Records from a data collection

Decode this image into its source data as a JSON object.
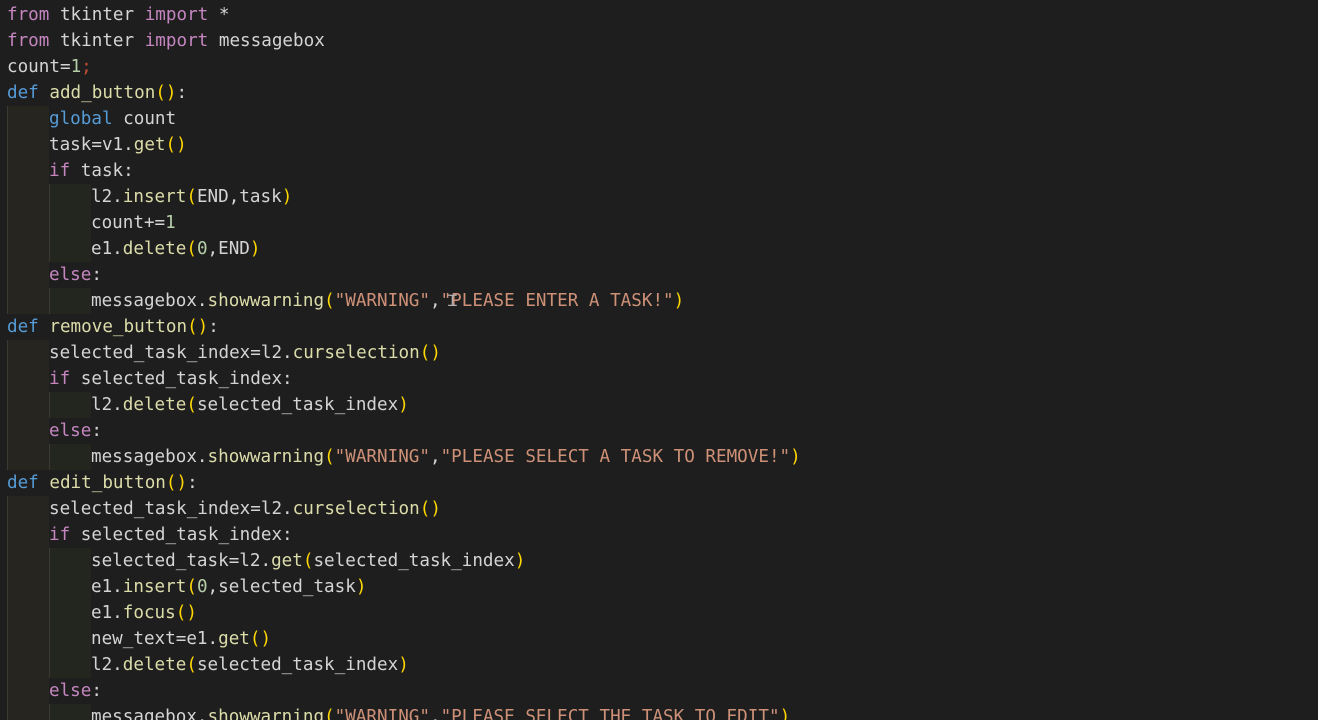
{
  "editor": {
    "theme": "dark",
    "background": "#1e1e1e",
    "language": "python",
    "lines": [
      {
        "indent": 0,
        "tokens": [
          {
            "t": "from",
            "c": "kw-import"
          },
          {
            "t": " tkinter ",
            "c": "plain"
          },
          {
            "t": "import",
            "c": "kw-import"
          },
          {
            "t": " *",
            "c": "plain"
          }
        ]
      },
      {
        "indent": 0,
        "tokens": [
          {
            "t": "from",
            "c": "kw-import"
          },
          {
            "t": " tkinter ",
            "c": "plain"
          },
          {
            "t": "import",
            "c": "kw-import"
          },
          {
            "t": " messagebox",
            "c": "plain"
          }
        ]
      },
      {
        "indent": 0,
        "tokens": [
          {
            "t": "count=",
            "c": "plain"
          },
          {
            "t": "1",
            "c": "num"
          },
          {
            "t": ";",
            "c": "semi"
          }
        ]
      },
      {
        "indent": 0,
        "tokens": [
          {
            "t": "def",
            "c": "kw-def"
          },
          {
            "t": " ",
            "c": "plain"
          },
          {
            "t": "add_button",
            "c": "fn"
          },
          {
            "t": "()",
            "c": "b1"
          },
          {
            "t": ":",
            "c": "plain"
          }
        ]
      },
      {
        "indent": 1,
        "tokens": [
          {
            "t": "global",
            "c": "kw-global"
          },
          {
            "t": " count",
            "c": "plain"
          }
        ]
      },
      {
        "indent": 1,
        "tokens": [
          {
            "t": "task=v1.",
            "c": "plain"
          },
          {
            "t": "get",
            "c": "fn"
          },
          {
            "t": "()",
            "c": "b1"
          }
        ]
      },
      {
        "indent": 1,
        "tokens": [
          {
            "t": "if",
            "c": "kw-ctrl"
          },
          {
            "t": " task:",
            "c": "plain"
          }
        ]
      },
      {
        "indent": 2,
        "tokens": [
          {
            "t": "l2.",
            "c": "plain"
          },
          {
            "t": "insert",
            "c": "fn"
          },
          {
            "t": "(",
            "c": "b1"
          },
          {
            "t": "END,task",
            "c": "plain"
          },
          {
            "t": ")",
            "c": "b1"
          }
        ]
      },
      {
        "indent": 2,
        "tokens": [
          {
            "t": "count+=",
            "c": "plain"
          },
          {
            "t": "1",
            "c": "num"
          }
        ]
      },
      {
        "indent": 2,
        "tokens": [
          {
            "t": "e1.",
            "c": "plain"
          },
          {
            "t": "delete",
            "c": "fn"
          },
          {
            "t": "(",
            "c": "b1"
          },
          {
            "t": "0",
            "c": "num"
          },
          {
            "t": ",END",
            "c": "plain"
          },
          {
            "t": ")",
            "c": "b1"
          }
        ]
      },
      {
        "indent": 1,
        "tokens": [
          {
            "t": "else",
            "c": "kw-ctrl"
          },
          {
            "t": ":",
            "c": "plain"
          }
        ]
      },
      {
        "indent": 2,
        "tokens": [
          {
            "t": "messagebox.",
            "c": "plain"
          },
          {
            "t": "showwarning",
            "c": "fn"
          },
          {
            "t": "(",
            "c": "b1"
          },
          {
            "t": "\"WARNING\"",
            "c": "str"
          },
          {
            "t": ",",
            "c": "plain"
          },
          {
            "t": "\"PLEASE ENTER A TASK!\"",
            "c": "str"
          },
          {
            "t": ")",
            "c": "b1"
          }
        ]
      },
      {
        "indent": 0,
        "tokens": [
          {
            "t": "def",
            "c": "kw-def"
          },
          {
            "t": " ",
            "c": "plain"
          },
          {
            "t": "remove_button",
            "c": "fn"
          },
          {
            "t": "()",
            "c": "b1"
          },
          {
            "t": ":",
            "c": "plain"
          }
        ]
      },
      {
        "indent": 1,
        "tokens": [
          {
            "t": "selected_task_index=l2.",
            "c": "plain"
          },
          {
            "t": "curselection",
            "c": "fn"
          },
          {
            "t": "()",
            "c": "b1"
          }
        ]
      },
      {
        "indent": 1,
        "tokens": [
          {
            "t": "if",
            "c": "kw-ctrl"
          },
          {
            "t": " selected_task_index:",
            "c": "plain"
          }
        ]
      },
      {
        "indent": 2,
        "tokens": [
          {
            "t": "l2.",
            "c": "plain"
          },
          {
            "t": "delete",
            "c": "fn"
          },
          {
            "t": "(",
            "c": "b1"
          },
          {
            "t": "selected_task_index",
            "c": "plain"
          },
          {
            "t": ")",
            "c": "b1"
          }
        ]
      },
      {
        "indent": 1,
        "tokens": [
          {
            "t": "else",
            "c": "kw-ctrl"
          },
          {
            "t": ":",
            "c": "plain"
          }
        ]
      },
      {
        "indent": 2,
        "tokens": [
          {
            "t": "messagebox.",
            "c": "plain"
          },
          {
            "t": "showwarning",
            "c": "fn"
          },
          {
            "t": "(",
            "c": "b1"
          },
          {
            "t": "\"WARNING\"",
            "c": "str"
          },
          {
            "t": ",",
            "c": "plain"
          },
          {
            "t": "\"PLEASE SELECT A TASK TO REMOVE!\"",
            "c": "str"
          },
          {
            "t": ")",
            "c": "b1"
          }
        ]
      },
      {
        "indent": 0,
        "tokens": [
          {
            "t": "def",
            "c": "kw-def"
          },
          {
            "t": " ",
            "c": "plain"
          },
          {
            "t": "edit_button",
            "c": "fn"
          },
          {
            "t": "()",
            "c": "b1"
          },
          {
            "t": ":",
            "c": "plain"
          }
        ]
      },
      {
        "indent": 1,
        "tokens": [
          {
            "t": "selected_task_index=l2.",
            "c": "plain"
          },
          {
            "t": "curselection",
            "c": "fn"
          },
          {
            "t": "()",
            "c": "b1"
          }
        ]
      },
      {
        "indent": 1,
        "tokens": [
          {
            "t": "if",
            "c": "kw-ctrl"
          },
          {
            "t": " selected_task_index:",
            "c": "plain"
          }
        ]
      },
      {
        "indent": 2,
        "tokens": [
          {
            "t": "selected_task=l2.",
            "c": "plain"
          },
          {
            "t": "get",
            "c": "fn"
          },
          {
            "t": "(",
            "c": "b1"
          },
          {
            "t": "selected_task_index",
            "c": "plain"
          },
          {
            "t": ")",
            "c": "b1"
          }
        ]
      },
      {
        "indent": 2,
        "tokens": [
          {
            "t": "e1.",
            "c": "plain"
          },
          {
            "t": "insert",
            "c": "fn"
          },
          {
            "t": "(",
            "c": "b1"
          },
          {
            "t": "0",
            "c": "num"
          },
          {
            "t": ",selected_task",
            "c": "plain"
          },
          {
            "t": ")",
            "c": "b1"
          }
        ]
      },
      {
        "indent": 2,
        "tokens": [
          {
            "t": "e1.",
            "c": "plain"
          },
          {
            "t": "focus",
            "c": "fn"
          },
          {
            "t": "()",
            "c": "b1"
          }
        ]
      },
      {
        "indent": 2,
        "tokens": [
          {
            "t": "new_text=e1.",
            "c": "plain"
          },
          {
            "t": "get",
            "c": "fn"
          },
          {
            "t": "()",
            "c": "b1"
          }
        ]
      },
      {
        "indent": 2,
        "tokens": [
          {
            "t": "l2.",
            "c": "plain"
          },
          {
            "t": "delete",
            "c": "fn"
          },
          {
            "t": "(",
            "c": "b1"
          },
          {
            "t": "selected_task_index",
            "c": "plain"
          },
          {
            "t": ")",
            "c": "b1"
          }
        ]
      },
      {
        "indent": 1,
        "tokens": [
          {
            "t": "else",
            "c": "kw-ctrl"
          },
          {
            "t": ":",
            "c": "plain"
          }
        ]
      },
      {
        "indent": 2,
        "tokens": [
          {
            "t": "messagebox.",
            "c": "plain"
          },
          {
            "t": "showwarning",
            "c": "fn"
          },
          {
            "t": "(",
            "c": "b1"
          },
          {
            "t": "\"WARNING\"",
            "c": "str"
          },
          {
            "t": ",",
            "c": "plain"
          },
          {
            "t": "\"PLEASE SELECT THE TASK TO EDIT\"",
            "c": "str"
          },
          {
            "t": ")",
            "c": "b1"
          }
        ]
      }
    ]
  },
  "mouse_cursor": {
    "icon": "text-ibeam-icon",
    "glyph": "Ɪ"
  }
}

STATED PROBLEM. For the listing above, identify each line bearing "PLEASE".

ANSWER TO THE EXERCISE.
            "t": "\"PLEASE ENTER A TASK!\"",
            "t": "\"PLEASE SELECT A TASK TO REMOVE!\"",
            "t": "\"PLEASE SELECT THE TASK TO EDIT\"",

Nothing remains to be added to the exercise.